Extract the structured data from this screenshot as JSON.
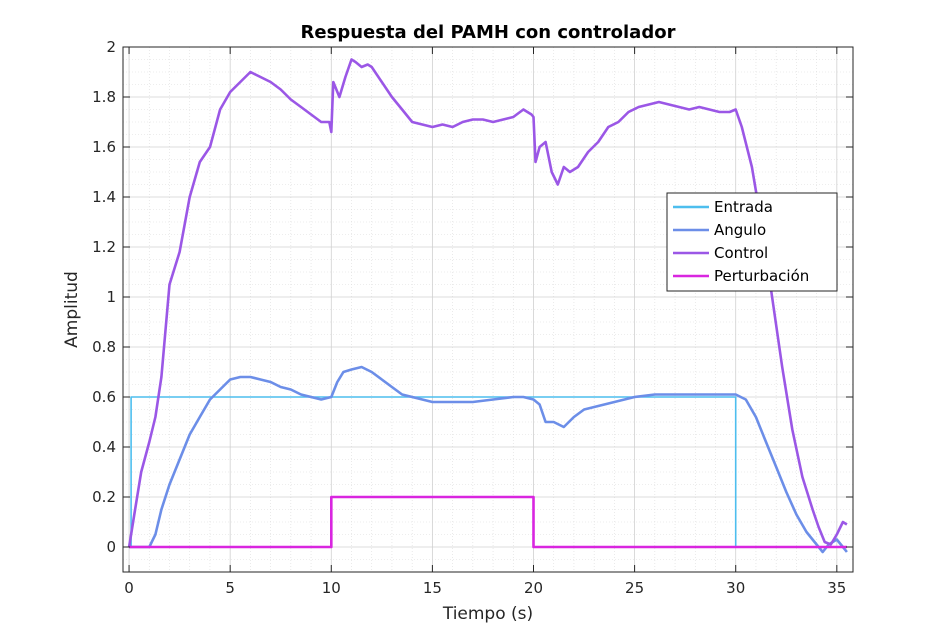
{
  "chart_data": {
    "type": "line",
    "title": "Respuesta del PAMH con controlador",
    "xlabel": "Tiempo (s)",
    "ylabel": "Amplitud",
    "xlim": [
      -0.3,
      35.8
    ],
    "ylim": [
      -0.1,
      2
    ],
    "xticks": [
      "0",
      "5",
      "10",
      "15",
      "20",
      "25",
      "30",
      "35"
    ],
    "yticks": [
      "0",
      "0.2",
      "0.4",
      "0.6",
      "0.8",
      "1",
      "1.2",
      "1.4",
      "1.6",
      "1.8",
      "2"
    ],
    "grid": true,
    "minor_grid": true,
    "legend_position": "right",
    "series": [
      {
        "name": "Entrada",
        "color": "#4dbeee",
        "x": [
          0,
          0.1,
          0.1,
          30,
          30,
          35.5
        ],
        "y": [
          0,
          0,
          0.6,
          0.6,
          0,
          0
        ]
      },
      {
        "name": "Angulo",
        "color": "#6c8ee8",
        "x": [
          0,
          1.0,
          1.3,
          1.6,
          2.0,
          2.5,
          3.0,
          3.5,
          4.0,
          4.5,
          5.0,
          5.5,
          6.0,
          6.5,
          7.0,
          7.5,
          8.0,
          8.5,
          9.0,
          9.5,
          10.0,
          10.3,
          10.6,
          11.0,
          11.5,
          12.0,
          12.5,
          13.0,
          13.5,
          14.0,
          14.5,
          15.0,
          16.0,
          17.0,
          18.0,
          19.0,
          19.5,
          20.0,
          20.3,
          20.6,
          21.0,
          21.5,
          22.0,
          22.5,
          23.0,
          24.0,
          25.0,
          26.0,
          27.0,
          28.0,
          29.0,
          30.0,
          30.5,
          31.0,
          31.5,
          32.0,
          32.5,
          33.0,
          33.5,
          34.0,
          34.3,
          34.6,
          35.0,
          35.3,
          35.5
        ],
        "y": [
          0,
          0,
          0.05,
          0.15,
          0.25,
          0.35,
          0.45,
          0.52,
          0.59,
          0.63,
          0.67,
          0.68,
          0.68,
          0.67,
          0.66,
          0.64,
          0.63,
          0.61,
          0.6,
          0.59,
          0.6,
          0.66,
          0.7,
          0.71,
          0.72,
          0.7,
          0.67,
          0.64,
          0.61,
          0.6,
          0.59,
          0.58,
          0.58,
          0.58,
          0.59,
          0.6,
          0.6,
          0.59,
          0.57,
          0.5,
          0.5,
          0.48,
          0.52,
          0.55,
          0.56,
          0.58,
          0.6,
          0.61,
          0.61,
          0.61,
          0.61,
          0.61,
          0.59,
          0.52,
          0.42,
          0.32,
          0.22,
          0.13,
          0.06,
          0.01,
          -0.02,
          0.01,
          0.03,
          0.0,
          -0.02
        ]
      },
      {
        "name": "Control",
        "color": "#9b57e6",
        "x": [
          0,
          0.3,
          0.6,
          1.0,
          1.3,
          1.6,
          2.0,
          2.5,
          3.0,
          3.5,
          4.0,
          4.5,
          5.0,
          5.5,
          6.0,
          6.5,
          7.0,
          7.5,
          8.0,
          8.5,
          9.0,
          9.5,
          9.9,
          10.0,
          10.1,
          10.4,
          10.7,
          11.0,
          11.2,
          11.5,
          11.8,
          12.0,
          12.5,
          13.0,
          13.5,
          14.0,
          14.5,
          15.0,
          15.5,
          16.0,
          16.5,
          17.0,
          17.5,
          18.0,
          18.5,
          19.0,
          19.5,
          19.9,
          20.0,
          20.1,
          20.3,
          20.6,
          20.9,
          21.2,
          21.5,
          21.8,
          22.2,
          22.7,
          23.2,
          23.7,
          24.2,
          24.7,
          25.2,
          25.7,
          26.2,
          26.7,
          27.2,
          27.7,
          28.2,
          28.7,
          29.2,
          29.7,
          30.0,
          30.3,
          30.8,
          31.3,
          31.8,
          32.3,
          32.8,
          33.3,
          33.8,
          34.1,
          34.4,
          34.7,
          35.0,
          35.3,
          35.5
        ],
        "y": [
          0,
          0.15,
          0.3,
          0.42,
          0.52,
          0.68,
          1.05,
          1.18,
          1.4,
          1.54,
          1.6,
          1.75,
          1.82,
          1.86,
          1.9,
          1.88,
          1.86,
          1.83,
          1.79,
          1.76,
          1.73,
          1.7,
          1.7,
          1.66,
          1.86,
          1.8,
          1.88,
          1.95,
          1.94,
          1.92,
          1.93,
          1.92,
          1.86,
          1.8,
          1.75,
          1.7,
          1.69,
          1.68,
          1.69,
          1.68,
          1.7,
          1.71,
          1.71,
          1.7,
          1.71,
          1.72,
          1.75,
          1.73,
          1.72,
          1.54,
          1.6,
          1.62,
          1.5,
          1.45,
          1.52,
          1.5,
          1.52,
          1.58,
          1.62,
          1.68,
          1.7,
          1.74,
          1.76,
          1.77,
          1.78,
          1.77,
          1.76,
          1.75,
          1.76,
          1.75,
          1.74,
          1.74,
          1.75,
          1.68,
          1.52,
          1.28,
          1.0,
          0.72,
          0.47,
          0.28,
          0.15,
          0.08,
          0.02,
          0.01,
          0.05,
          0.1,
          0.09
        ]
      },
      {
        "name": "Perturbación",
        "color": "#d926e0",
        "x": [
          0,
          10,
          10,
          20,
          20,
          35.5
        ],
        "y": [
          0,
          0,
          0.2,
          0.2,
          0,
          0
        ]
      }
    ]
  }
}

************

- _Exercise prompt_: The records above need to be restated word for word, with the pictures left out.

- _Answer_:
Extract the structured data from this screenshot as JSON.
{
  "chart_data": {
    "type": "line",
    "title": "Respuesta del PAMH con controlador",
    "xlabel": "Tiempo (s)",
    "ylabel": "Amplitud",
    "xlim": [
      -0.3,
      35.8
    ],
    "ylim": [
      -0.1,
      2
    ],
    "xticks": [
      "0",
      "5",
      "10",
      "15",
      "20",
      "25",
      "30",
      "35"
    ],
    "yticks": [
      "0",
      "0.2",
      "0.4",
      "0.6",
      "0.8",
      "1",
      "1.2",
      "1.4",
      "1.6",
      "1.8",
      "2"
    ],
    "grid": true,
    "minor_grid": true,
    "legend_position": "right",
    "series": [
      {
        "name": "Entrada",
        "color": "#4dbeee",
        "x": [
          0,
          0.1,
          0.1,
          30,
          30,
          35.5
        ],
        "y": [
          0,
          0,
          0.6,
          0.6,
          0,
          0
        ]
      },
      {
        "name": "Angulo",
        "color": "#6c8ee8",
        "x": [
          0,
          1.0,
          1.3,
          1.6,
          2.0,
          2.5,
          3.0,
          3.5,
          4.0,
          4.5,
          5.0,
          5.5,
          6.0,
          6.5,
          7.0,
          7.5,
          8.0,
          8.5,
          9.0,
          9.5,
          10.0,
          10.3,
          10.6,
          11.0,
          11.5,
          12.0,
          12.5,
          13.0,
          13.5,
          14.0,
          14.5,
          15.0,
          16.0,
          17.0,
          18.0,
          19.0,
          19.5,
          20.0,
          20.3,
          20.6,
          21.0,
          21.5,
          22.0,
          22.5,
          23.0,
          24.0,
          25.0,
          26.0,
          27.0,
          28.0,
          29.0,
          30.0,
          30.5,
          31.0,
          31.5,
          32.0,
          32.5,
          33.0,
          33.5,
          34.0,
          34.3,
          34.6,
          35.0,
          35.3,
          35.5
        ],
        "y": [
          0,
          0,
          0.05,
          0.15,
          0.25,
          0.35,
          0.45,
          0.52,
          0.59,
          0.63,
          0.67,
          0.68,
          0.68,
          0.67,
          0.66,
          0.64,
          0.63,
          0.61,
          0.6,
          0.59,
          0.6,
          0.66,
          0.7,
          0.71,
          0.72,
          0.7,
          0.67,
          0.64,
          0.61,
          0.6,
          0.59,
          0.58,
          0.58,
          0.58,
          0.59,
          0.6,
          0.6,
          0.59,
          0.57,
          0.5,
          0.5,
          0.48,
          0.52,
          0.55,
          0.56,
          0.58,
          0.6,
          0.61,
          0.61,
          0.61,
          0.61,
          0.61,
          0.59,
          0.52,
          0.42,
          0.32,
          0.22,
          0.13,
          0.06,
          0.01,
          -0.02,
          0.01,
          0.03,
          0.0,
          -0.02
        ]
      },
      {
        "name": "Control",
        "color": "#9b57e6",
        "x": [
          0,
          0.3,
          0.6,
          1.0,
          1.3,
          1.6,
          2.0,
          2.5,
          3.0,
          3.5,
          4.0,
          4.5,
          5.0,
          5.5,
          6.0,
          6.5,
          7.0,
          7.5,
          8.0,
          8.5,
          9.0,
          9.5,
          9.9,
          10.0,
          10.1,
          10.4,
          10.7,
          11.0,
          11.2,
          11.5,
          11.8,
          12.0,
          12.5,
          13.0,
          13.5,
          14.0,
          14.5,
          15.0,
          15.5,
          16.0,
          16.5,
          17.0,
          17.5,
          18.0,
          18.5,
          19.0,
          19.5,
          19.9,
          20.0,
          20.1,
          20.3,
          20.6,
          20.9,
          21.2,
          21.5,
          21.8,
          22.2,
          22.7,
          23.2,
          23.7,
          24.2,
          24.7,
          25.2,
          25.7,
          26.2,
          26.7,
          27.2,
          27.7,
          28.2,
          28.7,
          29.2,
          29.7,
          30.0,
          30.3,
          30.8,
          31.3,
          31.8,
          32.3,
          32.8,
          33.3,
          33.8,
          34.1,
          34.4,
          34.7,
          35.0,
          35.3,
          35.5
        ],
        "y": [
          0,
          0.15,
          0.3,
          0.42,
          0.52,
          0.68,
          1.05,
          1.18,
          1.4,
          1.54,
          1.6,
          1.75,
          1.82,
          1.86,
          1.9,
          1.88,
          1.86,
          1.83,
          1.79,
          1.76,
          1.73,
          1.7,
          1.7,
          1.66,
          1.86,
          1.8,
          1.88,
          1.95,
          1.94,
          1.92,
          1.93,
          1.92,
          1.86,
          1.8,
          1.75,
          1.7,
          1.69,
          1.68,
          1.69,
          1.68,
          1.7,
          1.71,
          1.71,
          1.7,
          1.71,
          1.72,
          1.75,
          1.73,
          1.72,
          1.54,
          1.6,
          1.62,
          1.5,
          1.45,
          1.52,
          1.5,
          1.52,
          1.58,
          1.62,
          1.68,
          1.7,
          1.74,
          1.76,
          1.77,
          1.78,
          1.77,
          1.76,
          1.75,
          1.76,
          1.75,
          1.74,
          1.74,
          1.75,
          1.68,
          1.52,
          1.28,
          1.0,
          0.72,
          0.47,
          0.28,
          0.15,
          0.08,
          0.02,
          0.01,
          0.05,
          0.1,
          0.09
        ]
      },
      {
        "name": "Perturbación",
        "color": "#d926e0",
        "x": [
          0,
          10,
          10,
          20,
          20,
          35.5
        ],
        "y": [
          0,
          0,
          0.2,
          0.2,
          0,
          0
        ]
      }
    ]
  }
}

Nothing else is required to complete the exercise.